Instruction: Find the line that contains "Extract all readable text from this page."; then retype it and each line after it, exactly, through the final line of the data below.

------ Provided data ------

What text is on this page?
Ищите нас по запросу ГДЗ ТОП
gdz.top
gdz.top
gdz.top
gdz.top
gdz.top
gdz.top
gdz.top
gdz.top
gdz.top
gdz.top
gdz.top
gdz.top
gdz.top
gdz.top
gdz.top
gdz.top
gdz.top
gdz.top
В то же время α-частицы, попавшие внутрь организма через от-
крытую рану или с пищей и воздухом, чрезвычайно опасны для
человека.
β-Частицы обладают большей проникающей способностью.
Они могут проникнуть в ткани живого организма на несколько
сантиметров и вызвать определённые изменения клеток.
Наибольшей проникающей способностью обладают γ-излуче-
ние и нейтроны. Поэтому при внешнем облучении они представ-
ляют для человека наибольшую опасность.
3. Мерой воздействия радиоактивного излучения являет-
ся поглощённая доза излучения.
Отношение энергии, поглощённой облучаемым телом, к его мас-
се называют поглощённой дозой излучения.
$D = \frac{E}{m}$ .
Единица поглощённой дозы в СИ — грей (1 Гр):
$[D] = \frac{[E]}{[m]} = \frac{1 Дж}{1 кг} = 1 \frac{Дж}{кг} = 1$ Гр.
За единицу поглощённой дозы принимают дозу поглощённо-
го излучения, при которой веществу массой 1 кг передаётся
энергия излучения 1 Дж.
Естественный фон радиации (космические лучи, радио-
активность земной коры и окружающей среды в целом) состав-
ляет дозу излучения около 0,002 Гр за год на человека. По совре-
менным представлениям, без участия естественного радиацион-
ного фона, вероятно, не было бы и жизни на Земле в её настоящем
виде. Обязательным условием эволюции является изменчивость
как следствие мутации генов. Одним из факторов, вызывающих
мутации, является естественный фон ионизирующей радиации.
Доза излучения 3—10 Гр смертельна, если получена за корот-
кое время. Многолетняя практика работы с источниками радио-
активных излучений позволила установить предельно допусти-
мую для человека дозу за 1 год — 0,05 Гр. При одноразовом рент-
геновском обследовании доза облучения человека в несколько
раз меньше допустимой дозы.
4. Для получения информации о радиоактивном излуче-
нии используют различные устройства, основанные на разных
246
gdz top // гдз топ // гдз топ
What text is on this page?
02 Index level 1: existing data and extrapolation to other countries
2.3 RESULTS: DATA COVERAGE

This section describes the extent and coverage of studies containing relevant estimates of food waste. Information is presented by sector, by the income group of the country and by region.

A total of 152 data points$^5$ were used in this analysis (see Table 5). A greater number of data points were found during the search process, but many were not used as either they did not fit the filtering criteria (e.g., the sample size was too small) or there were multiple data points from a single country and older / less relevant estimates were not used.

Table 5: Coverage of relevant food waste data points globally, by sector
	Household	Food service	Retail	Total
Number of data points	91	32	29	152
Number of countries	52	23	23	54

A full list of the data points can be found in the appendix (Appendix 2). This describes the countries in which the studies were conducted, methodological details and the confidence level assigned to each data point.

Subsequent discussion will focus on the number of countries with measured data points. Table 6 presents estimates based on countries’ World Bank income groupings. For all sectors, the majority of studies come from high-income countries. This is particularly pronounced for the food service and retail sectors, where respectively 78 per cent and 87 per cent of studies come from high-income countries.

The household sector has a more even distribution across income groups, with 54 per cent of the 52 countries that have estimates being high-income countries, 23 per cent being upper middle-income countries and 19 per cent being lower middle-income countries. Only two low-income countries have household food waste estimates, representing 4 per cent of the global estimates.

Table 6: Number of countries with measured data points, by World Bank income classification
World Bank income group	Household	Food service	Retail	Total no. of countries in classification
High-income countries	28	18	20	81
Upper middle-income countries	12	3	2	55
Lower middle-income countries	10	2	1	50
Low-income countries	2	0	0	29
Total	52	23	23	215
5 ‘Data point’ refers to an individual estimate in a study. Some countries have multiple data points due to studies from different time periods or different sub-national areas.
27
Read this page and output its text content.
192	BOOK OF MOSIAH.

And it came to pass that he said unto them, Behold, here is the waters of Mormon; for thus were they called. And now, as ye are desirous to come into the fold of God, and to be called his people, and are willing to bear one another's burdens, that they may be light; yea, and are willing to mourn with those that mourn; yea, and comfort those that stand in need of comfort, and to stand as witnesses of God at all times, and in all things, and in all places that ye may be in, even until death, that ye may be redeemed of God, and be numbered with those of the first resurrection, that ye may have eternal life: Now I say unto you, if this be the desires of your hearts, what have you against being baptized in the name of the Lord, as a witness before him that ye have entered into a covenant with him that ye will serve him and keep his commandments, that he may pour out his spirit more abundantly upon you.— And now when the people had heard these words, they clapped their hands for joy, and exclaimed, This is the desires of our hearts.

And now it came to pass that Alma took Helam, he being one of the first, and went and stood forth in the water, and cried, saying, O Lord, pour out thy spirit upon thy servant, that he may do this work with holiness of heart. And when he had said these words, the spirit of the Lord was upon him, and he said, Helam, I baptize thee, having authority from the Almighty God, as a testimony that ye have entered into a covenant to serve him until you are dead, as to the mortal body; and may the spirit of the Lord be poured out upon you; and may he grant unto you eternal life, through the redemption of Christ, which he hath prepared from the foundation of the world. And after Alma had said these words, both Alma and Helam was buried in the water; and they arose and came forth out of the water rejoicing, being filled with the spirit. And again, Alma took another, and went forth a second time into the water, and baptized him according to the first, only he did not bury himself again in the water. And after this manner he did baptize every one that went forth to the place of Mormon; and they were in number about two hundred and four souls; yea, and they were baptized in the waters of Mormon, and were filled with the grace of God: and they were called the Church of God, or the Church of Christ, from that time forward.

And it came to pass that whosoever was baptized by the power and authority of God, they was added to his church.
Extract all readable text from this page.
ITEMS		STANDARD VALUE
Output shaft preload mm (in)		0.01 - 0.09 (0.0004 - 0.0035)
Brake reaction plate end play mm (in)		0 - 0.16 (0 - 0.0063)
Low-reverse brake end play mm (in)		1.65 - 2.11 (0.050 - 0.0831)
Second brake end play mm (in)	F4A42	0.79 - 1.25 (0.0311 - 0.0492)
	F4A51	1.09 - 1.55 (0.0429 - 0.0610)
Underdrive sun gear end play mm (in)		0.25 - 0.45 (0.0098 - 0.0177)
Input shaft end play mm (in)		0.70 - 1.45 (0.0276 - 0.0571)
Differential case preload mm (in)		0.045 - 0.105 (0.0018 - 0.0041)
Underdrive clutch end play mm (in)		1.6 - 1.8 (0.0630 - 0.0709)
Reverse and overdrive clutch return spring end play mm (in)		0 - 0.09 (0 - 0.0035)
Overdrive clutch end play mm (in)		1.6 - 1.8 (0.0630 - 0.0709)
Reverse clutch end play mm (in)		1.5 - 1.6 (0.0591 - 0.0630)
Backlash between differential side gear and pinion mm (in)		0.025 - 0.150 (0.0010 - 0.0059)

------

Task output:
Extract all readable text from this page.
ITEMS		STANDARD VALUE
Output shaft preload mm (in)		0.01 - 0.09 (0.0004 - 0.0035)
Brake reaction plate end play mm (in)		0 - 0.16 (0 - 0.0063)
Low-reverse brake end play mm (in)		1.65 - 2.11 (0.050 - 0.0831)
Second brake end play mm (in)	F4A42	0.79 - 1.25 (0.0311 - 0.0492)
	F4A51	1.09 - 1.55 (0.0429 - 0.0610)
Underdrive sun gear end play mm (in)		0.25 - 0.45 (0.0098 - 0.0177)
Input shaft end play mm (in)		0.70 - 1.45 (0.0276 - 0.0571)
Differential case preload mm (in)		0.045 - 0.105 (0.0018 - 0.0041)
Underdrive clutch end play mm (in)		1.6 - 1.8 (0.0630 - 0.0709)
Reverse and overdrive clutch return spring end play mm (in)		0 - 0.09 (0 - 0.0035)
Overdrive clutch end play mm (in)		1.6 - 1.8 (0.0630 - 0.0709)
Reverse clutch end play mm (in)		1.5 - 1.6 (0.0591 - 0.0630)
Backlash between differential side gear and pinion mm (in)		0.025 - 0.150 (0.0010 - 0.0059)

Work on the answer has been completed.